Passage
You swipe, you match, you message — and yet you sit there with a feeling that something is missing. Maybe you're not the problem. Maybe it's the rules of the game itself that have become harder to figure out.

Modern dating is in many ways a paradox. We've never had access to so many potential partners. We've never had so many tools to find love. And yet more and more people report loneliness, frustration, and a deep exhaustion at the thought of "starting over again".

The tyranny of choice and the endless search

Psychologist Barry Schwartz described in his book The Paradox of Choice how an overwhelming number of options doesn't give us freedom — it gives us anxiety. When we know there's always one more profile to swipe on, one new app to try, it becomes hard to fully invest in the person we're actually sitting across from. We hold a part of ourselves in reserve, just in case something better comes along.

That's not cynicism. It's a natural response to a system designed to keep us searching. Dating apps make money as long as we keep using them — not when we find love and log off.

Work to be completed
In the passage on modern dating, what does Barry Schwartz say an overwhelming number of options gives us instead of freedom? Answer using nothing but the passage on modern dating.

Page layout parsing records
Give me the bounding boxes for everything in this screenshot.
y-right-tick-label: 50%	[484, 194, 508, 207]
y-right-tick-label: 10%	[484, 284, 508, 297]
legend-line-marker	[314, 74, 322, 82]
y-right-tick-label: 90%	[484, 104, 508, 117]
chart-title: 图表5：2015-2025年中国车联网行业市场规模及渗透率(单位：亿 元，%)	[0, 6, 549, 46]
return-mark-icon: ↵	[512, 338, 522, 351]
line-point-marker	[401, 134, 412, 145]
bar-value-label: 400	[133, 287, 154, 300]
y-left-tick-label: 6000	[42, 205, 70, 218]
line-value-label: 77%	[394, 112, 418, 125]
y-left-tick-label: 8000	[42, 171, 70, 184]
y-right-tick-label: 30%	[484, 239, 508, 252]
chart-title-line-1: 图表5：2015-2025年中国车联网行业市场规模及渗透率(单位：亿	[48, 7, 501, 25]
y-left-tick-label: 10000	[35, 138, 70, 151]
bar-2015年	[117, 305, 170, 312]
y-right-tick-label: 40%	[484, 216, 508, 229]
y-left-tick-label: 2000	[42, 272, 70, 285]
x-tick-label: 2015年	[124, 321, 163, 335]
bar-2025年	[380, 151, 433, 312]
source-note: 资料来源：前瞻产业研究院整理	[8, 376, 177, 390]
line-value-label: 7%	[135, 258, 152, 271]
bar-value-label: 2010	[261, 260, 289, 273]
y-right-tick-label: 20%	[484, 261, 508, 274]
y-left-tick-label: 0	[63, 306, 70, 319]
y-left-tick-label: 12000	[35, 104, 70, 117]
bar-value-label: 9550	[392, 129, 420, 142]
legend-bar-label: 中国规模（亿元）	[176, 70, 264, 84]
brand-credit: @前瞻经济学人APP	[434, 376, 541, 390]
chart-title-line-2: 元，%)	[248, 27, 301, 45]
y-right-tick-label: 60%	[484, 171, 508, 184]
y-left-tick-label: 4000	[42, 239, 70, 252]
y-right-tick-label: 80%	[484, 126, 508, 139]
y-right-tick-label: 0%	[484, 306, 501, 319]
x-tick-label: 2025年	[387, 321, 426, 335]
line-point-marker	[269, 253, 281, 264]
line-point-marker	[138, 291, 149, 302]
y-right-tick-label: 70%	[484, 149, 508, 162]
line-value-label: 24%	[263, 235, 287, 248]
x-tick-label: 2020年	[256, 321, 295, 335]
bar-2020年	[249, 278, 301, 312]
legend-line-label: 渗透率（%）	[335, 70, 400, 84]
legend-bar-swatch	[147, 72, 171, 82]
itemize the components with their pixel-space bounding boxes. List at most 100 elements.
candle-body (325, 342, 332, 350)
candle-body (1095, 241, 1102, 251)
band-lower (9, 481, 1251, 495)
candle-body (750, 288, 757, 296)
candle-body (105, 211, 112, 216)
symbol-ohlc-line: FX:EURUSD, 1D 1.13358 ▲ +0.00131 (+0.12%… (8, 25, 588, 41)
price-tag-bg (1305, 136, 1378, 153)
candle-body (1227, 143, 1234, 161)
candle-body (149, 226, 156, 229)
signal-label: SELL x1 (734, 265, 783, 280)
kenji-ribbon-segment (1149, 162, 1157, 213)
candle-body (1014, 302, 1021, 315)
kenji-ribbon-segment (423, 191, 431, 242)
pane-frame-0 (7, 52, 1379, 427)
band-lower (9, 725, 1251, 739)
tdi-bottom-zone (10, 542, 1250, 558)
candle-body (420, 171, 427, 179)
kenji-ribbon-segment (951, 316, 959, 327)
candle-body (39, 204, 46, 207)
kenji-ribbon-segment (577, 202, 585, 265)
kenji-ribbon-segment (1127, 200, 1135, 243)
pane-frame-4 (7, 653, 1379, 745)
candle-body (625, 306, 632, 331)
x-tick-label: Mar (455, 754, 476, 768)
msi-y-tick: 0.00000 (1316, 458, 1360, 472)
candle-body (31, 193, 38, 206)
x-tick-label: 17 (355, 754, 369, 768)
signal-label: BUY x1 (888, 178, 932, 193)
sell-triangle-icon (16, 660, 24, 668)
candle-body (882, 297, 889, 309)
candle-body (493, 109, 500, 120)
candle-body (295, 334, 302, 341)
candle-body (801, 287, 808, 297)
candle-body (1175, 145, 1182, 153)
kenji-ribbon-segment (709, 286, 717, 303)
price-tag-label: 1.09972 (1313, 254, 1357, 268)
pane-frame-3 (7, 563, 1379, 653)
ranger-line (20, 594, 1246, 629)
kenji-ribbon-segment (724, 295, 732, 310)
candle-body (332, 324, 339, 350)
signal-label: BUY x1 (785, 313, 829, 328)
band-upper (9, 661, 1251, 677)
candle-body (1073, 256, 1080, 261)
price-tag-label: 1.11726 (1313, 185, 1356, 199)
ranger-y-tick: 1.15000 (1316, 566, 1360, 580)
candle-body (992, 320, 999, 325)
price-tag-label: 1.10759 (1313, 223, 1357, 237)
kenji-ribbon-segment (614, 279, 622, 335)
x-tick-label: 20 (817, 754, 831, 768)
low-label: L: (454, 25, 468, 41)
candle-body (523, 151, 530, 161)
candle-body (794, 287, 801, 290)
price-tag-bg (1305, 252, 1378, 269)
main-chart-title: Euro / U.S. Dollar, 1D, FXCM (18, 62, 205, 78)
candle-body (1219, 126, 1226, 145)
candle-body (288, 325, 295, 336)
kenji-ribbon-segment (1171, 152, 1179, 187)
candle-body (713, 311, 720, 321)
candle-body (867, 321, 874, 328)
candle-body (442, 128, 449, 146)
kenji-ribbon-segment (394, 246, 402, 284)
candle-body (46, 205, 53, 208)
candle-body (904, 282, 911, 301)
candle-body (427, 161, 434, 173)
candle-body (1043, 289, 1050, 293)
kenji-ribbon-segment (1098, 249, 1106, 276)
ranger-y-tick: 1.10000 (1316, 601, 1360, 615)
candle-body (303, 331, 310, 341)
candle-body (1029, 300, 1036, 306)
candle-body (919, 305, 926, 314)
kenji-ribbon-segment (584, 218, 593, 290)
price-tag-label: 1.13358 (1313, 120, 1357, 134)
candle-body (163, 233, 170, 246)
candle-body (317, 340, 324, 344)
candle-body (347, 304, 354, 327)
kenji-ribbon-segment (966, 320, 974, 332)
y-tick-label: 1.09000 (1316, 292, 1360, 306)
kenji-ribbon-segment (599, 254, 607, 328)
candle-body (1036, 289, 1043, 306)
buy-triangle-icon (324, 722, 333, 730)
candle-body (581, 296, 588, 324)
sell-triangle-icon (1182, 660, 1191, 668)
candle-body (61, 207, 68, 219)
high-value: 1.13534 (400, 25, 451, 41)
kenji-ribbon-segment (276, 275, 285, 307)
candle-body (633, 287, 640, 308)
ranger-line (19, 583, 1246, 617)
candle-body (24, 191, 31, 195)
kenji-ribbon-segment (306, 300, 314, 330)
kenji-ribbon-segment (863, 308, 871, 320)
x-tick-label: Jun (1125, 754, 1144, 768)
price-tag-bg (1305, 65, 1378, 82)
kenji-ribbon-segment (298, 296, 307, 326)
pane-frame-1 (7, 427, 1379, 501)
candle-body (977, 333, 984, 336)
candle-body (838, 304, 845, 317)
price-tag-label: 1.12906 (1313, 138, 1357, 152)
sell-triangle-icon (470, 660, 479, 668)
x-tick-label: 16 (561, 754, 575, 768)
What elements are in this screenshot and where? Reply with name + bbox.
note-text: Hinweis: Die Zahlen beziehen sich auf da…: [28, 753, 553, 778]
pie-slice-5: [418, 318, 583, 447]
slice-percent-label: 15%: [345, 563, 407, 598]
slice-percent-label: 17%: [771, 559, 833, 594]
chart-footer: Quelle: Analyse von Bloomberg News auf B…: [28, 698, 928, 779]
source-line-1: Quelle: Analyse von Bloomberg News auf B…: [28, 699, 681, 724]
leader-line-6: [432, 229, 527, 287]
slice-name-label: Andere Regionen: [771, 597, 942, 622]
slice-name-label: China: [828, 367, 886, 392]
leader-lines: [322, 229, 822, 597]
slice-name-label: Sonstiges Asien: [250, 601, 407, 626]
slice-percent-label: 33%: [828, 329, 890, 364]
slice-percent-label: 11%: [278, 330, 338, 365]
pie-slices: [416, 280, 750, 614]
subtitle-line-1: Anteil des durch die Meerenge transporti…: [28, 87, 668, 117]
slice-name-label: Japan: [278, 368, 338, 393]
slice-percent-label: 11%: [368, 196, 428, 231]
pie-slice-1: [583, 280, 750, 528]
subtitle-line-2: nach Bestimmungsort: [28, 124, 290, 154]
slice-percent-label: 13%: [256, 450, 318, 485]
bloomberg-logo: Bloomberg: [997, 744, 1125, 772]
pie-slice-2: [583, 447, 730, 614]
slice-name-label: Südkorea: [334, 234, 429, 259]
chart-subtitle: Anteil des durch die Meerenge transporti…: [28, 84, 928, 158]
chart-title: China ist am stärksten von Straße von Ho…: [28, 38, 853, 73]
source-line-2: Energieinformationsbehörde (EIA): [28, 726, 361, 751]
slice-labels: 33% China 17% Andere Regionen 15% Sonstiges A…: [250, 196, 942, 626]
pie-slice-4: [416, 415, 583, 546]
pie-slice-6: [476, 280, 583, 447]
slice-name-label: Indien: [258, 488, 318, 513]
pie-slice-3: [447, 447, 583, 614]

Problem solution
Anxiety.